What the task asks: Below are some records. Copy every line in them that holds "system".

>>

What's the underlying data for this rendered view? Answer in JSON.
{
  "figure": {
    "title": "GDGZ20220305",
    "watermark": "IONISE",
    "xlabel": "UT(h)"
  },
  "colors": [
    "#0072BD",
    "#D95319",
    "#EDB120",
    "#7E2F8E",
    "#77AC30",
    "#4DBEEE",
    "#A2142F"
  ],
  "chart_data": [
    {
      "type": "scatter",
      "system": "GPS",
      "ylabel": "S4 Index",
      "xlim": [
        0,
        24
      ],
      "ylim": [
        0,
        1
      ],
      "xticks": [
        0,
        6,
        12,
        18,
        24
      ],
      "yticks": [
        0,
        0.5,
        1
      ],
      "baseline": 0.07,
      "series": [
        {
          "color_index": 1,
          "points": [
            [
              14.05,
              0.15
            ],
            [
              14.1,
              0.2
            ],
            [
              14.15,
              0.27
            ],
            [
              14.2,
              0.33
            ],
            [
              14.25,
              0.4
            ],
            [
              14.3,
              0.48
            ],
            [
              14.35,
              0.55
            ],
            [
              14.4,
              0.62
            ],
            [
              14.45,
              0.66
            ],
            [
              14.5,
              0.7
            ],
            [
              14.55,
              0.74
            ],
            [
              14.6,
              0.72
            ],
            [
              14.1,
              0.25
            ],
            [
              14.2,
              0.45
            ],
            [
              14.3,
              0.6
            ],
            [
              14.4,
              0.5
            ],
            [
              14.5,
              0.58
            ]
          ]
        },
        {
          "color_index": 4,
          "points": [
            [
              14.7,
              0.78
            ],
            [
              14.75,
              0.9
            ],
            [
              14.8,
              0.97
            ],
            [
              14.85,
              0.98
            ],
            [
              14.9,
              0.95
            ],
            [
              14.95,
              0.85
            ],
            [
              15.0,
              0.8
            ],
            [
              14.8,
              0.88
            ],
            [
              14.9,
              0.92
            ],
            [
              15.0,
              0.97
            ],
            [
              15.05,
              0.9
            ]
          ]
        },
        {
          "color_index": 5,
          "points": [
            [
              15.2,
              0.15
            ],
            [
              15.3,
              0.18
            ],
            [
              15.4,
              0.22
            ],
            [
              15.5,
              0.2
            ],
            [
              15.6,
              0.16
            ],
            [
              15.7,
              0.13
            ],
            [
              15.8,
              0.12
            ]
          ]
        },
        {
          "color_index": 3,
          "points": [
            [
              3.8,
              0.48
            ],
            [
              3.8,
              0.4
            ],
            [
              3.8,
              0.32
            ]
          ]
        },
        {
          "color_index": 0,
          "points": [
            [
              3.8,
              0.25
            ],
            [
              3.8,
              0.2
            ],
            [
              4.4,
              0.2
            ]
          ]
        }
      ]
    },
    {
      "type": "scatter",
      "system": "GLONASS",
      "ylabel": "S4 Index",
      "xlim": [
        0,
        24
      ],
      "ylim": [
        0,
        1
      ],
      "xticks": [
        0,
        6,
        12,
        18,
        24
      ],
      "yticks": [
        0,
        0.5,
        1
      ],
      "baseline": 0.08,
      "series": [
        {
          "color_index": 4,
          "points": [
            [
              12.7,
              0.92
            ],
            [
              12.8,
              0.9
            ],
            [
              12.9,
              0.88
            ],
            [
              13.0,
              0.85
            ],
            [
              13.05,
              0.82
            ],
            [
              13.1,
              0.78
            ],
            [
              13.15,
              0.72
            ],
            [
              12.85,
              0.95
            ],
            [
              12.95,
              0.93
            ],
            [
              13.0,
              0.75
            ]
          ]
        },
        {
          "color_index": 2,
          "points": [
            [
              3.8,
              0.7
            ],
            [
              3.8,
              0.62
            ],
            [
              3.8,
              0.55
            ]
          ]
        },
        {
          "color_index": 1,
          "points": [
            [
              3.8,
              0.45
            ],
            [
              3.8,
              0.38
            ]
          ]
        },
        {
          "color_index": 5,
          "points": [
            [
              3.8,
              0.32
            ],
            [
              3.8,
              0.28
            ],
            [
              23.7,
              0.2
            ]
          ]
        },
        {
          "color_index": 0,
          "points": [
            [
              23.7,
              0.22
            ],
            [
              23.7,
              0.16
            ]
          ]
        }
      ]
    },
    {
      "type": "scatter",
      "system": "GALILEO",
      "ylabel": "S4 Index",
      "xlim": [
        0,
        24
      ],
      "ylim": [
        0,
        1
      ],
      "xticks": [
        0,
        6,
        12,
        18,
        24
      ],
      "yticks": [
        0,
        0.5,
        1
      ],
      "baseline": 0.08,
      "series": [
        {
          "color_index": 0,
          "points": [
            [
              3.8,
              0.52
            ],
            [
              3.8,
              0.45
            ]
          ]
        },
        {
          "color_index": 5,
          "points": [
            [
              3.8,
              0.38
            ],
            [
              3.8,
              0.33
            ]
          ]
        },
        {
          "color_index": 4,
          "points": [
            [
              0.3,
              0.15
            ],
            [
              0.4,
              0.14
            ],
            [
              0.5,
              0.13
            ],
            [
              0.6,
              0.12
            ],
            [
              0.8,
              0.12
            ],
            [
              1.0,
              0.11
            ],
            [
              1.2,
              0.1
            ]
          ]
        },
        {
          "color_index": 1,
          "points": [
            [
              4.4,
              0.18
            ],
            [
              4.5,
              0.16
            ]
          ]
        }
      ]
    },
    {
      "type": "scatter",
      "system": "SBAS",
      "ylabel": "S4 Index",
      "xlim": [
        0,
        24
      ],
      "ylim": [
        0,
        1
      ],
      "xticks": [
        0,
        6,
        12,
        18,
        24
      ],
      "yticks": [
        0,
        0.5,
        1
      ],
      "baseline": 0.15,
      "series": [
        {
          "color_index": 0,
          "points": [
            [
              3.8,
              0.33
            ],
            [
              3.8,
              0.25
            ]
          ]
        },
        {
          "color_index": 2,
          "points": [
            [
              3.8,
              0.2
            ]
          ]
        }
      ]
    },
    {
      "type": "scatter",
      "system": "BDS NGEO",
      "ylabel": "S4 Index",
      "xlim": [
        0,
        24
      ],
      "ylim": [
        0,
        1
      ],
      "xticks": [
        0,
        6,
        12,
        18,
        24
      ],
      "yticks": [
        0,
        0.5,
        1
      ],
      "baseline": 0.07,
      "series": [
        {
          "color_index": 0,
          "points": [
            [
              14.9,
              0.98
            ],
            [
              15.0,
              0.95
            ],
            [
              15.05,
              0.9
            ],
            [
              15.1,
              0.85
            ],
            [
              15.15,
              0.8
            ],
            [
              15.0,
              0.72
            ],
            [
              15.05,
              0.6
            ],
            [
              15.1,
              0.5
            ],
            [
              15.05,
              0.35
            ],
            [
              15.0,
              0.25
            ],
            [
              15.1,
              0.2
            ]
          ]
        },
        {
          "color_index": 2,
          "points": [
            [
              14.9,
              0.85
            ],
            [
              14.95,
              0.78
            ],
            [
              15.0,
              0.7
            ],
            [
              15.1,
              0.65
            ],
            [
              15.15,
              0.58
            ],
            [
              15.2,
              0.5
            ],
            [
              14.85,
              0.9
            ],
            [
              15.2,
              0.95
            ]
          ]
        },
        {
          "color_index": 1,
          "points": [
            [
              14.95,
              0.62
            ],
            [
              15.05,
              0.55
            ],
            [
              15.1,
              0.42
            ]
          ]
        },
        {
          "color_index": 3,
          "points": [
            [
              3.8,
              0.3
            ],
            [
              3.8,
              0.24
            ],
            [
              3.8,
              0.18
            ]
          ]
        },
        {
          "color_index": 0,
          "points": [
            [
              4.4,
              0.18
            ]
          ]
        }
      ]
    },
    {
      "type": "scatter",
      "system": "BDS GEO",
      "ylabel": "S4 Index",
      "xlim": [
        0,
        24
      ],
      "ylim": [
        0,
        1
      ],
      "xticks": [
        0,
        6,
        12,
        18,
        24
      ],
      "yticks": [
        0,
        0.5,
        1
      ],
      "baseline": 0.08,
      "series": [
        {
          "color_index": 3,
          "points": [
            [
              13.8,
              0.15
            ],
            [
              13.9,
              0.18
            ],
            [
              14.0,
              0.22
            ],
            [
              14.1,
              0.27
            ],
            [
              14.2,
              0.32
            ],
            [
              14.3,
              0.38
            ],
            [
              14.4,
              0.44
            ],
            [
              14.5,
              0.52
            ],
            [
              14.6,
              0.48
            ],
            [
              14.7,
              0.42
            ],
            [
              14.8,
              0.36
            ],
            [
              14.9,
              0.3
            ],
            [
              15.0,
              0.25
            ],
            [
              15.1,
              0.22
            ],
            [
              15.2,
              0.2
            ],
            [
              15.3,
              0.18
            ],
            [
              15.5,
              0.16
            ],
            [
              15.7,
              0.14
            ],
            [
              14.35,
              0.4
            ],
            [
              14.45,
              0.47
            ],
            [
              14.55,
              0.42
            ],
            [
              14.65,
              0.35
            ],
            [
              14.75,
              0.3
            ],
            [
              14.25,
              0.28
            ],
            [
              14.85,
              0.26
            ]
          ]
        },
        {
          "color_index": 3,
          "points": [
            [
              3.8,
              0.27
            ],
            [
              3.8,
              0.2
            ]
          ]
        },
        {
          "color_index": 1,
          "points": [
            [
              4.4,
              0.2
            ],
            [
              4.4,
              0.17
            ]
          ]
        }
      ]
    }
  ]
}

<<

Written solution:
      "system": "GPS",
      "system": "GLONASS",
      "system": "GALILEO",
      "system": "SBAS",
      "system": "BDS NGEO",
      "system": "BDS GEO",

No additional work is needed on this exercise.